#### [Items]
::::::::
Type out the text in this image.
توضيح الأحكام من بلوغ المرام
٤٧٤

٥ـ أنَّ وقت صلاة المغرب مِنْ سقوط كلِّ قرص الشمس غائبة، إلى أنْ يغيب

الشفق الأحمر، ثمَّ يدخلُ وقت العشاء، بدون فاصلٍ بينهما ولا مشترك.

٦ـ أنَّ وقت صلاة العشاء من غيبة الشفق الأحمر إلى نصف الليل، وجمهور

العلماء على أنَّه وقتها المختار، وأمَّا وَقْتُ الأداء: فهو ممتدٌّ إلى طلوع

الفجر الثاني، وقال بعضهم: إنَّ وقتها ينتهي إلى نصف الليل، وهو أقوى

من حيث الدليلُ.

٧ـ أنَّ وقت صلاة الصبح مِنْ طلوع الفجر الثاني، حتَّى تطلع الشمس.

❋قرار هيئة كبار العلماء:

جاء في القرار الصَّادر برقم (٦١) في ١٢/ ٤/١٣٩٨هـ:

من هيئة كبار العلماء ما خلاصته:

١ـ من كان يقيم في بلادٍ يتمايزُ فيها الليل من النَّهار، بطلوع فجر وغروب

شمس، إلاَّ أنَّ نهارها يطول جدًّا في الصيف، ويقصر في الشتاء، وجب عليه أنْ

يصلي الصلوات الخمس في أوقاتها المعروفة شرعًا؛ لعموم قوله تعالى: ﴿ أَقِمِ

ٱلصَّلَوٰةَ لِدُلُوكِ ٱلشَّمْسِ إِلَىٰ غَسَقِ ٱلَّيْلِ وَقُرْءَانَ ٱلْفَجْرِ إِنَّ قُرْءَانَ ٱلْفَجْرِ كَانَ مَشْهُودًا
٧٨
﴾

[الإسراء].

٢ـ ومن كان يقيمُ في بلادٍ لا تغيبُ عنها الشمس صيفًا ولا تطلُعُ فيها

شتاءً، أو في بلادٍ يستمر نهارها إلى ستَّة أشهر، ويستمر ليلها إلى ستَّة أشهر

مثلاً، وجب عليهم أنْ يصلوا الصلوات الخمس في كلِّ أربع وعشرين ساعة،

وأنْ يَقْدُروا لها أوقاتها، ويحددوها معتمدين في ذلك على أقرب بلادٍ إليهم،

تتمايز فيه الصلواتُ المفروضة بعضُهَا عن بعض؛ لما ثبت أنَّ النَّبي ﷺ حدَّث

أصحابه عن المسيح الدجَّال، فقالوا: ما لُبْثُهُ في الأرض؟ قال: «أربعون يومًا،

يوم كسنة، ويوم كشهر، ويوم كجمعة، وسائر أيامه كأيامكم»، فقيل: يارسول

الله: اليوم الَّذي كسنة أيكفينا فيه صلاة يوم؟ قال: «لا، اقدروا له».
::::::::
#### [Directions for this task]
Gather and copy every line of the data in which the string "العلماء" is found.

#### [Solution below]
العلماء على أنَّه وقتها المختار، وأمَّا وَقْتُ الأداء: فهو ممتدٌّ إلى طلوع
❋قرار هيئة كبار العلماء:
من هيئة كبار العلماء ما خلاصته:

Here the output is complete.